* [What you have to do] How many of the lines that follow contain the word "выявленных"? Give only the number.

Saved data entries
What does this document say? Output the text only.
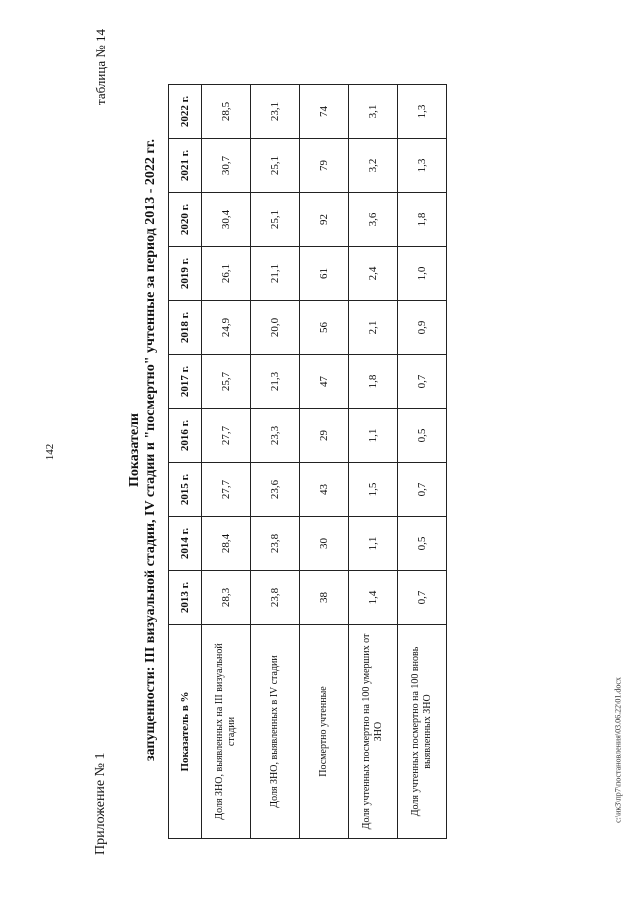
142
Приложение № 1
таблица № 14
Показатели запущенности: III визуальной стадии, IV стадии и "посмертно" учтенные за период 2013 - 2022 гг. Показатель в %	2013 г.	2014 г.	2015 г.	2016 г.	2017 г.	2018 г.	2019 г.	2020 г.	2021 г.	2022 г.
Доля ЗНО, выявленных на III визуальной стадии	28,3	28,4	27,7	27,7	25,7	24,9	26,1	30,4	30,7	28,5
Доля ЗНО, выявленных в IV стадии	23,8	23,8	23,6	23,3	21,3	20,0	21,1	25,1	25,1	23,1
Посмертно учтенные	38	30	43	29	47	56	61	92	79	74
Доля учтенных посмертно на 100 умерших от ЗНО	1,4	1,1	1,5	1,1	1,8	2,1	2,4	3,6	3,2	3,1
Доля учтенных посмертно на 100 вновь выявленных ЗНО	0,7	0,5	0,7	0,5	0,7	0,9	1,0	1,8	1,3	1,3
c:\ик3\пр7\постановления\03.06.22\01.docx
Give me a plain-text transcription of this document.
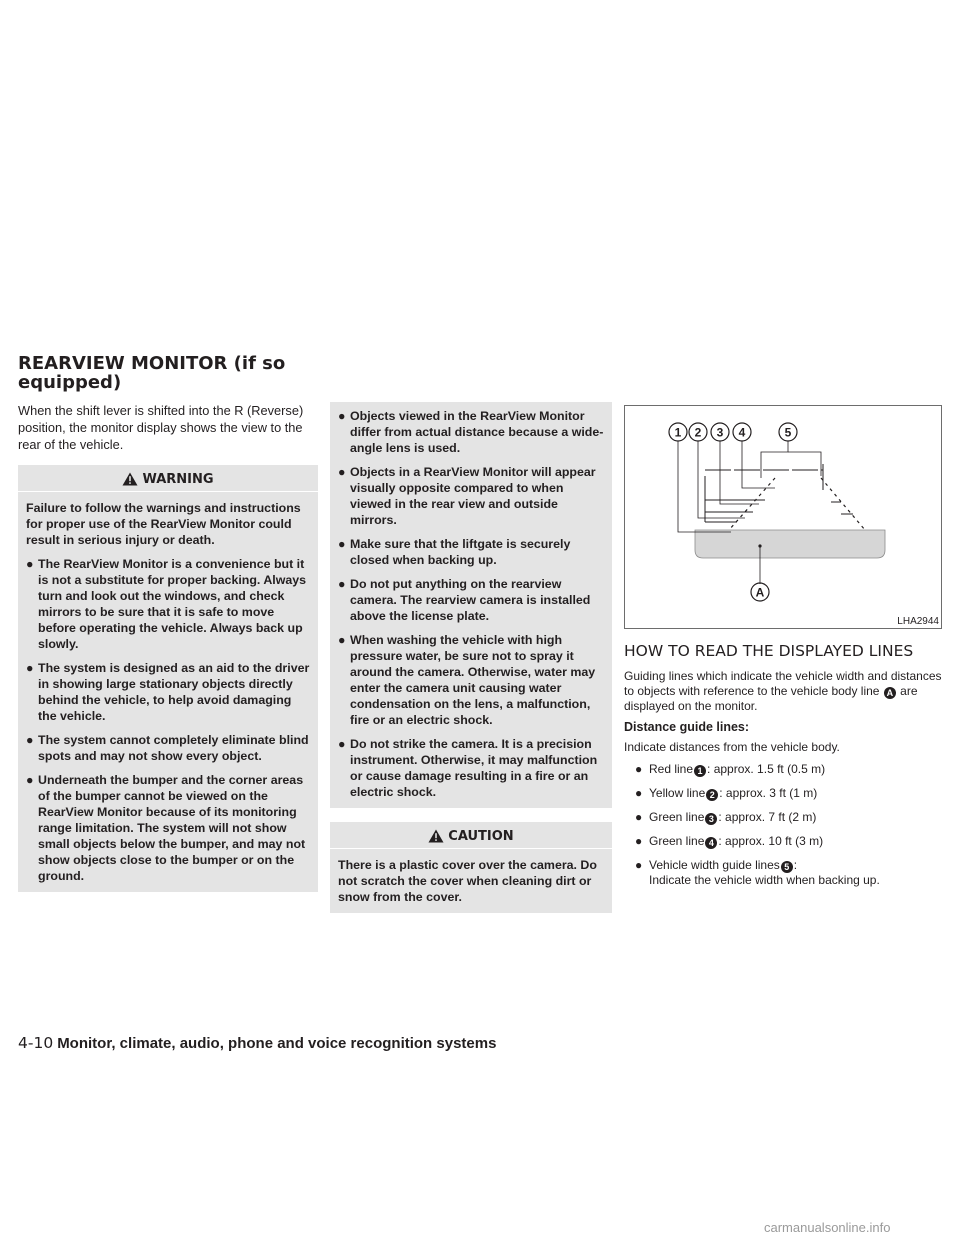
REARVIEW MONITOR (if so equipped)

When the shift lever is shifted into the R (Reverse) position, the monitor display shows the view to the rear of the vehicle.

WARNING

Failure to follow the warnings and instructions for proper use of the RearView Monitor could result in serious injury or death.

● The RearView Monitor is a convenience but it is not a substitute for proper backing. Always turn and look out the windows, and check mirrors to be sure that it is safe to move before operating the vehicle. Always back up slowly.
● The system is designed as an aid to the driver in showing large stationary objects directly behind the vehicle, to help avoid damaging the vehicle.
● The system cannot completely eliminate blind spots and may not show every object.
● Underneath the bumper and the corner areas of the bumper cannot be viewed on the RearView Monitor because of its monitoring range limitation. The system will not show small objects below the bumper, and may not show objects close to the bumper or on the ground.
● Objects viewed in the RearView Monitor differ from actual distance because a wide-angle lens is used.
● Objects in a RearView Monitor will appear visually opposite compared to when viewed in the rear view and outside mirrors.
● Make sure that the liftgate is securely closed when backing up.
● Do not put anything on the rearview camera. The rearview camera is installed above the license plate.
● When washing the vehicle with high pressure water, be sure not to spray it around the camera. Otherwise, water may enter the camera unit causing water condensation on the lens, a malfunction, fire or an electric shock.
● Do not strike the camera. It is a precision instrument. Otherwise, it may malfunction or cause damage resulting in a fire or an electric shock.
CAUTION

There is a plastic cover over the camera. Do not scratch the cover when cleaning dirt or snow from the cover.

1 2 3 4	5
A
LHA2944
HOW TO READ THE DISPLAYED LINES

Guiding lines which indicate the vehicle width and distances to objects with reference to the vehicle body line A are displayed on the monitor.

Distance guide lines:

Indicate distances from the vehicle body.

● Red line 1 : approx. 1.5 ft (0.5 m)
● Yellow line 2 : approx. 3 ft (1 m)
● Green line 3 : approx. 7 ft (2 m)
● Green line 4 : approx. 10 ft (3 m)
● Vehicle width guide lines 5 :
Indicate the vehicle width when backing up.
4-10 Monitor, climate, audio, phone and voice recognition systems
carmanualsonline.info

* [Full response] 3